◆ **Stated problem**: Reproduce the listing word for word. Skip any image.

Data records
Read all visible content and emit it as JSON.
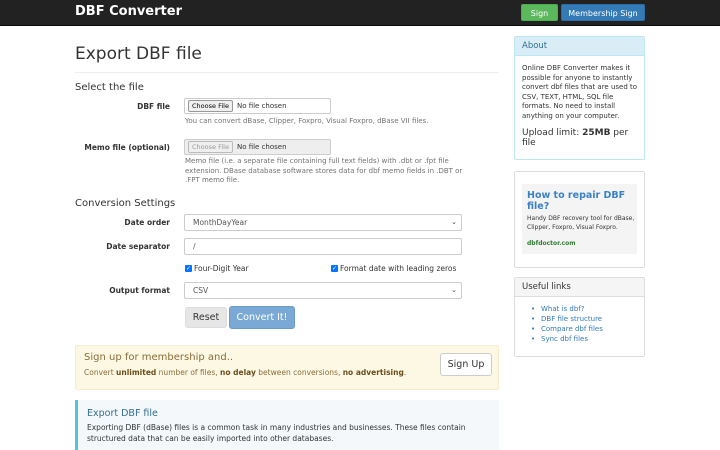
{
  "navbar": {
    "brand": "DBF Converter",
    "signin_label": "Sign in",
    "membership_label": "Membership Sign up"
  },
  "main": {
    "title": "Export DBF file",
    "select_file": {
      "section_title": "Select the file",
      "dbf_label": "DBF file",
      "dbf_choose": "Choose File",
      "dbf_status": "No file chosen",
      "dbf_help": "You can convert dBase, Clipper, Foxpro, Visual Foxpro, dBase VII files.",
      "memo_label": "Memo file (optional)",
      "memo_choose": "Choose File",
      "memo_status": "No file chosen",
      "memo_help_1": "Memo file (i.e. a separate file containing full text fields) with .dbt or .fpt file",
      "memo_help_2": "extension. DBase database software stores data for dbf memo fields in .DBT or",
      "memo_help_3": ".FPT memo file."
    },
    "settings": {
      "section_title": "Conversion Settings",
      "date_order_label": "Date order",
      "date_order_value": "MonthDayYear",
      "date_sep_label": "Date separator",
      "date_sep_value": "/",
      "four_digit_label": "Four-Digit Year",
      "leading_zeros_label": "Format date with leading zeros",
      "output_format_label": "Output format",
      "output_format_value": "CSV",
      "reset_label": "Reset",
      "convert_label": "Convert It!"
    },
    "promo": {
      "title": "Sign up for membership and..",
      "text_1": "Convert ",
      "text_b1": "unlimited",
      "text_2": " number of files, ",
      "text_b2": "no delay",
      "text_3": " between conversions, ",
      "text_b3": "no advertising",
      "text_4": ".",
      "signup_label": "Sign Up"
    },
    "info": {
      "title": "Export DBF file",
      "text": "Exporting DBF (dBase) files is a common task in many industries and businesses. These files contain structured data that can be easily imported into other databases."
    }
  },
  "sidebar": {
    "about": {
      "heading": "About",
      "text": "Online DBF Converter makes it possible for anyone to instantly convert dbf files that are used to CSV, TEXT, HTML, SQL file formats. No need to install anything on your computer.",
      "upload_prefix": "Upload limit: ",
      "upload_value": "25MB",
      "upload_suffix": " per file"
    },
    "ad": {
      "title": "How to repair DBF file?",
      "text": "Handy DBF recovery tool for dBase, Clipper, Foxpro, Visual Foxpro.",
      "link": "dbfdoctor.com"
    },
    "useful_links": {
      "heading": "Useful links",
      "items": [
        "What is dbf?",
        "DBF file structure",
        "Compare dbf files",
        "Sync dbf files"
      ]
    }
  },
  "colors": {
    "navbar_bg": "#222222",
    "success": "#5cb85c",
    "primary": "#337ab7",
    "warning_bg": "#fcf8e3",
    "info_border": "#5bc0de"
  }
}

◆ **Reply**:
Read all visible content and emit it as JSON.
{
  "navbar": {
    "brand": "DBF Converter",
    "signin_label": "Sign in",
    "membership_label": "Membership Sign up"
  },
  "main": {
    "title": "Export DBF file",
    "select_file": {
      "section_title": "Select the file",
      "dbf_label": "DBF file",
      "dbf_choose": "Choose File",
      "dbf_status": "No file chosen",
      "dbf_help": "You can convert dBase, Clipper, Foxpro, Visual Foxpro, dBase VII files.",
      "memo_label": "Memo file (optional)",
      "memo_choose": "Choose File",
      "memo_status": "No file chosen",
      "memo_help_1": "Memo file (i.e. a separate file containing full text fields) with .dbt or .fpt file",
      "memo_help_2": "extension. DBase database software stores data for dbf memo fields in .DBT or",
      "memo_help_3": ".FPT memo file."
    },
    "settings": {
      "section_title": "Conversion Settings",
      "date_order_label": "Date order",
      "date_order_value": "MonthDayYear",
      "date_sep_label": "Date separator",
      "date_sep_value": "/",
      "four_digit_label": "Four-Digit Year",
      "leading_zeros_label": "Format date with leading zeros",
      "output_format_label": "Output format",
      "output_format_value": "CSV",
      "reset_label": "Reset",
      "convert_label": "Convert It!"
    },
    "promo": {
      "title": "Sign up for membership and..",
      "text_1": "Convert ",
      "text_b1": "unlimited",
      "text_2": " number of files, ",
      "text_b2": "no delay",
      "text_3": " between conversions, ",
      "text_b3": "no advertising",
      "text_4": ".",
      "signup_label": "Sign Up"
    },
    "info": {
      "title": "Export DBF file",
      "text": "Exporting DBF (dBase) files is a common task in many industries and businesses. These files contain structured data that can be easily imported into other databases."
    }
  },
  "sidebar": {
    "about": {
      "heading": "About",
      "text": "Online DBF Converter makes it possible for anyone to instantly convert dbf files that are used to CSV, TEXT, HTML, SQL file formats. No need to install anything on your computer.",
      "upload_prefix": "Upload limit: ",
      "upload_value": "25MB",
      "upload_suffix": " per file"
    },
    "ad": {
      "title": "How to repair DBF file?",
      "text": "Handy DBF recovery tool for dBase, Clipper, Foxpro, Visual Foxpro.",
      "link": "dbfdoctor.com"
    },
    "useful_links": {
      "heading": "Useful links",
      "items": [
        "What is dbf?",
        "DBF file structure",
        "Compare dbf files",
        "Sync dbf files"
      ]
    }
  },
  "colors": {
    "navbar_bg": "#222222",
    "success": "#5cb85c",
    "primary": "#337ab7",
    "warning_bg": "#fcf8e3",
    "info_border": "#5bc0de"
  }
}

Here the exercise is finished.